Stated exercise:
Quote the lines of the records below exactly, beginning at the line that contains "page-icon — [11, 101, 21, 112]" and stopping after the line that contains "add-contact-icon[interactable] — [213, 387, 233, 407]".

Data for processing:

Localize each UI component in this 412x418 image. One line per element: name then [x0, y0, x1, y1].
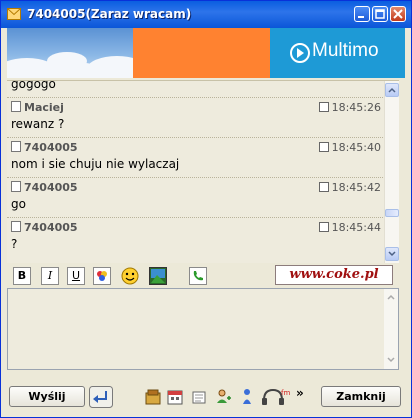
page-icon — [11, 101, 21, 112]
chevron-up-icon — [388, 87, 396, 93]
radio-icon[interactable]: fm — [261, 387, 291, 407]
format-toolbar: B I U www.coke.pl — [7, 263, 405, 287]
title-bar[interactable]: 7404005(Zaraz wracam) — [1, 1, 411, 28]
smiley-icon[interactable] — [121, 267, 139, 285]
message-time: 18:45:44 — [331, 221, 381, 234]
clock-icon — [318, 102, 329, 112]
chevron-down-icon[interactable] — [387, 357, 395, 363]
message-time: 18:45:40 — [331, 141, 381, 154]
window-title: 7404005(Zaraz wracam) — [27, 7, 192, 21]
coke-logo[interactable]: www.coke.pl — [275, 265, 393, 285]
add-contact-icon[interactable] — [213, 387, 233, 407]
input-scrollbar[interactable] — [384, 289, 398, 369]
message-text: nom i sie chuju nie wylaczaj — [11, 157, 180, 171]
banner-sky-image — [7, 28, 133, 78]
message-sender: 7404005 — [24, 181, 78, 194]
close-icon — [393, 9, 403, 19]
separator — [7, 177, 387, 178]
maximize-icon — [375, 9, 385, 19]
ad-banner[interactable]: Multimo — [7, 28, 405, 78]
svg-text:fm: fm — [281, 389, 290, 397]
scroll-down-button[interactable] — [385, 247, 399, 261]
more-button[interactable]: » — [296, 386, 304, 400]
bold-button[interactable]: B — [13, 267, 31, 285]
chat-window: 7404005(Zaraz wracam) Multimo gogogo Mac… — [0, 0, 412, 418]
bottom-bar: Wyślij fm » Zamknij — [1, 381, 411, 411]
message-time: 18:45:42 — [331, 181, 381, 194]
mail-icon — [7, 8, 21, 20]
scroll-thumb[interactable] — [385, 209, 399, 217]
chevron-up-icon[interactable] — [387, 294, 395, 300]
message-text: go — [11, 197, 26, 211]
file-transfer-icon[interactable] — [143, 387, 163, 407]
message-input[interactable] — [7, 288, 399, 370]
close-button[interactable]: Zamknij — [321, 386, 401, 407]
italic-button[interactable]: I — [41, 267, 59, 285]
phone-icon[interactable] — [189, 267, 207, 285]
partial-message: gogogo — [7, 80, 387, 91]
page-icon — [11, 181, 21, 192]
chevron-down-icon — [388, 251, 396, 257]
message-text: ? — [11, 237, 18, 251]
enter-icon[interactable] — [89, 386, 113, 408]
page-icon — [11, 221, 21, 232]
message-text: gogogo — [11, 80, 56, 91]
message-text: rewanz ? — [11, 117, 65, 131]
message-time: 18:45:26 — [331, 101, 381, 114]
clock-icon — [318, 142, 329, 152]
image-icon[interactable] — [149, 267, 167, 285]
separator — [7, 137, 387, 138]
banner-orange-panel — [133, 28, 270, 78]
close-window-button[interactable] — [390, 6, 406, 22]
send-button[interactable]: Wyślij — [9, 386, 85, 407]
contact-info-icon[interactable] — [237, 387, 257, 407]
multimo-banner[interactable]: Multimo — [270, 28, 405, 78]
minimize-icon — [358, 16, 364, 18]
message-sender: 7404005 — [24, 141, 78, 154]
color-icon[interactable] — [93, 267, 111, 285]
separator — [7, 97, 387, 98]
clock-icon — [318, 222, 329, 232]
maximize-button[interactable] — [372, 6, 388, 22]
separator — [7, 217, 387, 218]
message-item: 7404005 18:45:42 go — [7, 181, 387, 217]
play-icon — [290, 43, 310, 63]
message-item: 7404005 18:45:40 nom i sie chuju nie wyl… — [7, 141, 387, 177]
message-sender: 7404005 — [24, 221, 78, 234]
note-icon[interactable] — [189, 387, 209, 407]
message-item: Maciej 18:45:26 rewanz ? — [7, 101, 387, 137]
multimo-brand: Multimo — [312, 40, 379, 61]
scroll-up-button[interactable] — [385, 83, 399, 97]
calendar-icon[interactable] — [165, 387, 185, 407]
clock-icon — [318, 182, 329, 192]
chat-scrollbar[interactable] — [384, 81, 399, 263]
minimize-button[interactable] — [354, 6, 370, 22]
message-item: 7404005 18:45:44 ? — [7, 221, 387, 257]
message-sender: Maciej — [24, 101, 64, 114]
underline-button[interactable]: U — [67, 267, 85, 285]
chat-history[interactable]: gogogo Maciej 18:45:26 rewanz ? 7404005 … — [7, 80, 399, 263]
page-icon — [11, 141, 21, 152]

The response:
page-icon — [11, 101, 21, 112]
chevron-up-icon — [388, 87, 396, 93]
radio-icon[interactable]: fm — [261, 387, 291, 407]
format-toolbar: B I U www.coke.pl — [7, 263, 405, 287]
title-bar[interactable]: 7404005(Zaraz wracam) — [1, 1, 411, 28]
smiley-icon[interactable] — [121, 267, 139, 285]
message-time: 18:45:44 — [331, 221, 381, 234]
clock-icon — [318, 102, 329, 112]
chevron-down-icon[interactable] — [387, 357, 395, 363]
message-time: 18:45:40 — [331, 141, 381, 154]
window-title: 7404005(Zaraz wracam) — [27, 7, 192, 21]
coke-logo[interactable]: www.coke.pl — [275, 265, 393, 285]
add-contact-icon[interactable] — [213, 387, 233, 407]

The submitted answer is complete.